Everything in the data should be repeated exactly, save for the images.
━━━ INFORMATION SHOWN
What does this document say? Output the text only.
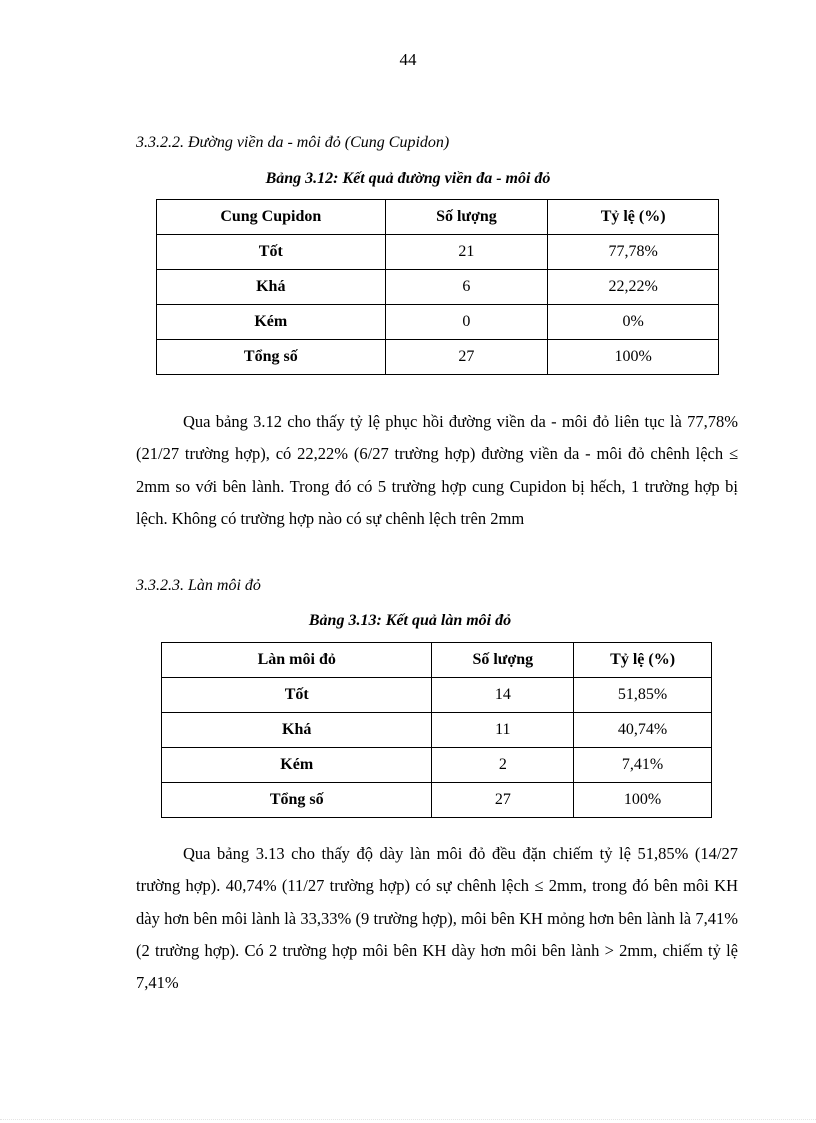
44
3.3.2.2. Đường viền da - môi đỏ (Cung Cupidon)
Bảng 3.12: Kết quả đường viền đa - môi đỏ
Cung Cupidon	Số lượng	Tỷ lệ (%)
Tốt	21	77,78%
Khá	6	22,22%
Kém	0	0%
Tổng số	27	100%

Qua bảng 3.12 cho thấy tỷ lệ phục hồi đường viền da - môi đỏ liên tục là 77,78% (21/27 trường hợp), có 22,22% (6/27 trường hợp) đường viền da - môi đỏ chênh lệch ≤ 2mm so với bên lành. Trong đó có 5 trường hợp cung Cupidon bị hếch, 1 trường hợp bị lệch. Không có trường hợp nào có sự chênh lệch trên 2mm

3.3.2.3. Làn môi đỏ
Bảng 3.13: Kết quả làn môi đỏ
Làn môi đỏ	Số lượng	Tỷ lệ (%)
Tốt	14	51,85%
Khá	11	40,74%
Kém	2	7,41%
Tổng số	27	100%

Qua bảng 3.13 cho thấy độ dày làn môi đỏ đều đặn chiếm tỷ lệ 51,85% (14/27 trường hợp). 40,74% (11/27 trường hợp) có sự chênh lệch ≤ 2mm, trong đó bên môi KH dày hơn bên môi lành là 33,33% (9 trường hợp), môi bên KH mỏng hơn bên lành là 7,41% (2 trường hợp). Có 2 trường hợp môi bên KH dày hơn môi bên lành > 2mm, chiếm tỷ lệ 7,41%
━━━━━━
### RESULT
What does this document say? Output the text only.
44
3.3.2.2. Đường viền da - môi đỏ (Cung Cupidon)
Bảng 3.12: Kết quả đường viền đa - môi đỏ
Cung Cupidon	Số lượng	Tỷ lệ (%)
Tốt	21	77,78%
Khá	6	22,22%
Kém	0	0%
Tổng số	27	100%

Qua bảng 3.12 cho thấy tỷ lệ phục hồi đường viền da - môi đỏ liên tục là 77,78% (21/27 trường hợp), có 22,22% (6/27 trường hợp) đường viền da - môi đỏ chênh lệch ≤ 2mm so với bên lành. Trong đó có 5 trường hợp cung Cupidon bị hếch, 1 trường hợp bị lệch. Không có trường hợp nào có sự chênh lệch trên 2mm

3.3.2.3. Làn môi đỏ
Bảng 3.13: Kết quả làn môi đỏ
Làn môi đỏ	Số lượng	Tỷ lệ (%)
Tốt	14	51,85%
Khá	11	40,74%
Kém	2	7,41%
Tổng số	27	100%

Qua bảng 3.13 cho thấy độ dày làn môi đỏ đều đặn chiếm tỷ lệ 51,85% (14/27 trường hợp). 40,74% (11/27 trường hợp) có sự chênh lệch ≤ 2mm, trong đó bên môi KH dày hơn bên môi lành là 33,33% (9 trường hợp), môi bên KH mỏng hơn bên lành là 7,41% (2 trường hợp). Có 2 trường hợp môi bên KH dày hơn môi bên lành > 2mm, chiếm tỷ lệ 7,41%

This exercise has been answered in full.